→ Directive
Check every line below for the string "Fixed", and copy the lines that contain it.

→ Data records

[BEGIN]

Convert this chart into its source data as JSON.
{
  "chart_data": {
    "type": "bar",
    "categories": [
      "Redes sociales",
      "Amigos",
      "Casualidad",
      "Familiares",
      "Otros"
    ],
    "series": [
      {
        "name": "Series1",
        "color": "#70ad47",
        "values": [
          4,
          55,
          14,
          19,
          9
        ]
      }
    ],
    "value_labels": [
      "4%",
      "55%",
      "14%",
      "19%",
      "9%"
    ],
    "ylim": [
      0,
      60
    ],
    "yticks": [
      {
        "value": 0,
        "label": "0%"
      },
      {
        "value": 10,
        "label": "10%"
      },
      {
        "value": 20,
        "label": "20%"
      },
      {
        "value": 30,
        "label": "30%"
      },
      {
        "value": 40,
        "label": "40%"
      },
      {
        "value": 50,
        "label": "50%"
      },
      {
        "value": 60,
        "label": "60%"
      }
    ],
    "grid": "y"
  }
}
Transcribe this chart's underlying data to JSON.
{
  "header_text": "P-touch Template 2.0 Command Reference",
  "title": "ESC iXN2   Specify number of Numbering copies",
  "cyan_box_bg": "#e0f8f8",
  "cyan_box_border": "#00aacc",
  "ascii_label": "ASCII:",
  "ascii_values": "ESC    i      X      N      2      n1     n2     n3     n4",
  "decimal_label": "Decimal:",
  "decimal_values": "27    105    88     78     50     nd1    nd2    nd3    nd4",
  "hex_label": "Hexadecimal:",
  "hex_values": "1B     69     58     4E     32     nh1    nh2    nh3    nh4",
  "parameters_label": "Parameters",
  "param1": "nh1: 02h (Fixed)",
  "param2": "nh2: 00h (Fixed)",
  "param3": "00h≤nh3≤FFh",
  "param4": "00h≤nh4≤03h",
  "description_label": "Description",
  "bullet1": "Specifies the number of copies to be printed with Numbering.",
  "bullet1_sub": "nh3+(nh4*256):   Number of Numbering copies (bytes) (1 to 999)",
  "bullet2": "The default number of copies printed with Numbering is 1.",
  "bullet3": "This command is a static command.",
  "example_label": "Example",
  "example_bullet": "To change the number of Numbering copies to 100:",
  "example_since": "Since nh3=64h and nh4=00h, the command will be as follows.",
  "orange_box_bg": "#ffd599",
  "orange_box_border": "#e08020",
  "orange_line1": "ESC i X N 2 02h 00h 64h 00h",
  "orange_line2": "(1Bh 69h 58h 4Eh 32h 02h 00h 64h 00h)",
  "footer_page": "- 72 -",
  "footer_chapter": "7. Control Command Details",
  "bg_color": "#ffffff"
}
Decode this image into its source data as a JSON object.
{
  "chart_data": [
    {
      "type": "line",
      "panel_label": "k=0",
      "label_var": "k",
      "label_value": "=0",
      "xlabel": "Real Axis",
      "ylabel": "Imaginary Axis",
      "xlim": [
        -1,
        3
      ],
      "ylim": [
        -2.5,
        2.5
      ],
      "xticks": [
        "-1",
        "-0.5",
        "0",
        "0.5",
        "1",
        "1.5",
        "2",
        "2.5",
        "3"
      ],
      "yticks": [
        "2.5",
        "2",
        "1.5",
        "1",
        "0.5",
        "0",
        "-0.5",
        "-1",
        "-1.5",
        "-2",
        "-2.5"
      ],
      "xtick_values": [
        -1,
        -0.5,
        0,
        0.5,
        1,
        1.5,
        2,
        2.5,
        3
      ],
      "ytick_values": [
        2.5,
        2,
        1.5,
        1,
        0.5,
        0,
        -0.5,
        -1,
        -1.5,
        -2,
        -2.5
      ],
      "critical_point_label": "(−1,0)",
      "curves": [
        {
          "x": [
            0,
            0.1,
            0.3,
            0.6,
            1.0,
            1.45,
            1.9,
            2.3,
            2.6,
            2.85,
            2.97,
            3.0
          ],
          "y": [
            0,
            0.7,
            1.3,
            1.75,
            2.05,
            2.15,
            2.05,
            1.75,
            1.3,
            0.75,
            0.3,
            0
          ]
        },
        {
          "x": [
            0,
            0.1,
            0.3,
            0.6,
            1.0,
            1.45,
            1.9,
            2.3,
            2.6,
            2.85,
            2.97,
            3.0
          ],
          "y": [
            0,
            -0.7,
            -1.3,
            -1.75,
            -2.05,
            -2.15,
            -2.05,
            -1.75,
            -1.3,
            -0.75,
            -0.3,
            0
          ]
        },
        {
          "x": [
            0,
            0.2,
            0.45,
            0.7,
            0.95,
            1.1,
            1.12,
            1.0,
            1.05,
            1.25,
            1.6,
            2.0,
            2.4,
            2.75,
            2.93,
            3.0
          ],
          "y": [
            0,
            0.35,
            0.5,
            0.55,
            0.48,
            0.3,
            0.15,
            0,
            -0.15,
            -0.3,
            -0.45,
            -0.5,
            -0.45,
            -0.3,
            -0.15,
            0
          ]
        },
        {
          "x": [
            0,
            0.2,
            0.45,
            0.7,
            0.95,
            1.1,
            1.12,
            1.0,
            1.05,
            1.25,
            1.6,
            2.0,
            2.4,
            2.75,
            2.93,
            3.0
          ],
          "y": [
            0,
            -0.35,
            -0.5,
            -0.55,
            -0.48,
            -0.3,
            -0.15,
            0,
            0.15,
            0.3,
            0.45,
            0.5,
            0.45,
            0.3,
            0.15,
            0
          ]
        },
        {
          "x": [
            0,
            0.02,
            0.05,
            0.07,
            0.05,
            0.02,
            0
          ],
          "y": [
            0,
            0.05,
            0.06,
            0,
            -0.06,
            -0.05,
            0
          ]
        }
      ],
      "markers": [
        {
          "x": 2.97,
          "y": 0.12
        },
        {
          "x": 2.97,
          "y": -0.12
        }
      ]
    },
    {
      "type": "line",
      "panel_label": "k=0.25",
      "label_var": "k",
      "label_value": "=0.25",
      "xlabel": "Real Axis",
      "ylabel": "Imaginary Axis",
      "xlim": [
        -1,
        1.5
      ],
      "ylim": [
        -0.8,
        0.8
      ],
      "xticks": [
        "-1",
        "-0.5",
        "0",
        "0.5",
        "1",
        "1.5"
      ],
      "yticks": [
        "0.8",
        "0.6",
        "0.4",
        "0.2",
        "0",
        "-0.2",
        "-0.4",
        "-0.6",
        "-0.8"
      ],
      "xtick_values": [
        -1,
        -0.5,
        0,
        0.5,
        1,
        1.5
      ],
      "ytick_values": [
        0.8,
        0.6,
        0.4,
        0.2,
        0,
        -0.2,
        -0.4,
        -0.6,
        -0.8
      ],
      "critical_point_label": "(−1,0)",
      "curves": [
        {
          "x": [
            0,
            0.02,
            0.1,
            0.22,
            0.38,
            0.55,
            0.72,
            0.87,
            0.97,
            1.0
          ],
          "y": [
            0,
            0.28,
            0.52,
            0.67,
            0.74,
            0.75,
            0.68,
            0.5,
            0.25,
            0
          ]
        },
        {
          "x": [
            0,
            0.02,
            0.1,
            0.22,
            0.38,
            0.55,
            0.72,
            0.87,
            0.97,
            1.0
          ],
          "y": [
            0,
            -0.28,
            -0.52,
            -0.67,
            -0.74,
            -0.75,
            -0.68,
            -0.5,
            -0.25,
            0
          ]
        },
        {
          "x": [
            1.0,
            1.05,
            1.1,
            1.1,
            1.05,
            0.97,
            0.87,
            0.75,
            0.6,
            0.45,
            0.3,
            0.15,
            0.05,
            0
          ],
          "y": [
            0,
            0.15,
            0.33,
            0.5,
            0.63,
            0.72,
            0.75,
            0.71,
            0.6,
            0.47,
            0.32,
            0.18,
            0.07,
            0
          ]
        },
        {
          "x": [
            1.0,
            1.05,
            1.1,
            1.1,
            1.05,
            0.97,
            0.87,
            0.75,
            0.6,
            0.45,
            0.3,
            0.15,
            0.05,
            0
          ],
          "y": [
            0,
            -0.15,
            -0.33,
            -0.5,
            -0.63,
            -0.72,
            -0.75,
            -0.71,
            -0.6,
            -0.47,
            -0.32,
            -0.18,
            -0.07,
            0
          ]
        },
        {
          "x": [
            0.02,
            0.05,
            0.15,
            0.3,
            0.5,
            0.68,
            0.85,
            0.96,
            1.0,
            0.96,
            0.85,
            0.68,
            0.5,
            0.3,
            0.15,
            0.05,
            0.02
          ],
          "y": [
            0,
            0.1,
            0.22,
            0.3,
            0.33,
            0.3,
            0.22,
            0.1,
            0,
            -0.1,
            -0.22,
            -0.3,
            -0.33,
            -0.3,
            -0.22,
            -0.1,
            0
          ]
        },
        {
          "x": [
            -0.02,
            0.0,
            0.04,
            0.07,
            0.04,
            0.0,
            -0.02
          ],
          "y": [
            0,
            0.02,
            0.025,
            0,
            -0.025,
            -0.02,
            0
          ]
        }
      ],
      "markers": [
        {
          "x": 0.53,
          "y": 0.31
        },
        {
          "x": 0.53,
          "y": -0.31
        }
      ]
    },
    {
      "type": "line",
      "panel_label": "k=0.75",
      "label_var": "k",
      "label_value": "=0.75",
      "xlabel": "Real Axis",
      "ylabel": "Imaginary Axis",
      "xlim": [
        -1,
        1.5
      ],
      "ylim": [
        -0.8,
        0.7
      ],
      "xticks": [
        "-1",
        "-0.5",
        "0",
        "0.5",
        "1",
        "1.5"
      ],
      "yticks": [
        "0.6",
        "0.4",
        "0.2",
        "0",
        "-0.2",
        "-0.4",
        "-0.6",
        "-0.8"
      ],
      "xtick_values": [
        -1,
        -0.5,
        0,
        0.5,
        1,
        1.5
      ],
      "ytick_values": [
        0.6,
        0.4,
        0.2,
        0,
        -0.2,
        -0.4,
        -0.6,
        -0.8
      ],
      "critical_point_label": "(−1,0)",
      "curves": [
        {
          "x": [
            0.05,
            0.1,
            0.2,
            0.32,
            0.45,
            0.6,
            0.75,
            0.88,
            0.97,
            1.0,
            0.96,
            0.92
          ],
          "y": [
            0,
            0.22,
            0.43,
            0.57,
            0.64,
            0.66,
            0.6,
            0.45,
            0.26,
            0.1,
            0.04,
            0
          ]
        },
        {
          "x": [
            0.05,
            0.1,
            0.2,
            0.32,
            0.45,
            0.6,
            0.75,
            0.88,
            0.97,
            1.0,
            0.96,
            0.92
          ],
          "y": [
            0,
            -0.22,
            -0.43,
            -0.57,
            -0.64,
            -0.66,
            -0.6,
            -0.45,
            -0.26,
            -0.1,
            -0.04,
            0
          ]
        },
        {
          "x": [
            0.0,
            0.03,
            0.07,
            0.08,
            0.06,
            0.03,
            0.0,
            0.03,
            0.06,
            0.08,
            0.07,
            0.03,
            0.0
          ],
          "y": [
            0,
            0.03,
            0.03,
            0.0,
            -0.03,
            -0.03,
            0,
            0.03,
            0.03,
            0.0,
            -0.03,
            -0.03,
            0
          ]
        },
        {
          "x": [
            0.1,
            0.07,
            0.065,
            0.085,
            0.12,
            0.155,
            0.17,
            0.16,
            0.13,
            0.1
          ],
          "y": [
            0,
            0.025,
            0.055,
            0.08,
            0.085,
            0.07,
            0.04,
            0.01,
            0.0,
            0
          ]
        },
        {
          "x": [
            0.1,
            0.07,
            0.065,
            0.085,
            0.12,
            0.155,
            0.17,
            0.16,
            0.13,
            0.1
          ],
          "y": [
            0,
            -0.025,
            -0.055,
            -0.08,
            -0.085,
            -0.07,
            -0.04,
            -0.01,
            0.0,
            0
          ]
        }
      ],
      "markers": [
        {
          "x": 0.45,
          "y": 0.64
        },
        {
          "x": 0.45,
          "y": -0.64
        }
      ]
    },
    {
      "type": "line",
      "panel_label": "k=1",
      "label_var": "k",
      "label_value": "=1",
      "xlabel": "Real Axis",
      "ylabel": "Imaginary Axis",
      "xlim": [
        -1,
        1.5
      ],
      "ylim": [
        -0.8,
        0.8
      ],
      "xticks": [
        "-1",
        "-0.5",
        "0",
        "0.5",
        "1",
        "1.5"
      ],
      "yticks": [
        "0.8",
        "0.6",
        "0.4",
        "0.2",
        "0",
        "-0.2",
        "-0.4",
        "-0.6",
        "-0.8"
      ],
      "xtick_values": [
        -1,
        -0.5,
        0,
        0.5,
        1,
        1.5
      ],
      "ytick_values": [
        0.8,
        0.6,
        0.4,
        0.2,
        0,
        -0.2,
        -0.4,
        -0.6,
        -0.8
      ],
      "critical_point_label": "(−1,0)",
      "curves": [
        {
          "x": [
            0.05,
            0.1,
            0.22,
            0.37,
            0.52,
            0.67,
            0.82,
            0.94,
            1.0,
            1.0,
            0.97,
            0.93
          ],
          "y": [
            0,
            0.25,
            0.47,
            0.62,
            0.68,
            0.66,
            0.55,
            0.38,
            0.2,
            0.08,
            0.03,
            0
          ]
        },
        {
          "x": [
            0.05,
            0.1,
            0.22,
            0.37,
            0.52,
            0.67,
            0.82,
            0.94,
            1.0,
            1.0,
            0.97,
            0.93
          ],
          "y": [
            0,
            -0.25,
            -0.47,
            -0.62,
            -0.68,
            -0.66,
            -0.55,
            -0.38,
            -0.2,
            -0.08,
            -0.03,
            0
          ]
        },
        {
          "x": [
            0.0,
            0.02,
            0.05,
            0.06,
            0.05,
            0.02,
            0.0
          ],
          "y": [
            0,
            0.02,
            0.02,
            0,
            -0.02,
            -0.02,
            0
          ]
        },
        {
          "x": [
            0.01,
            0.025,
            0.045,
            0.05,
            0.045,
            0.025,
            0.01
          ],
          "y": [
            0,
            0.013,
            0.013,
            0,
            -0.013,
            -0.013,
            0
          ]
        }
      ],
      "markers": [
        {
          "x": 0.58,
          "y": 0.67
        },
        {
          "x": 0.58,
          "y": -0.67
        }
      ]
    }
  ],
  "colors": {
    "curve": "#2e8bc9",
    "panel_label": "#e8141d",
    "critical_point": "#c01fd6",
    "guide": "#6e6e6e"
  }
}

[END]

→ Solved exercise
  "param1": "nh1: 02h (Fixed)",
  "param2": "nh2: 00h (Fixed)",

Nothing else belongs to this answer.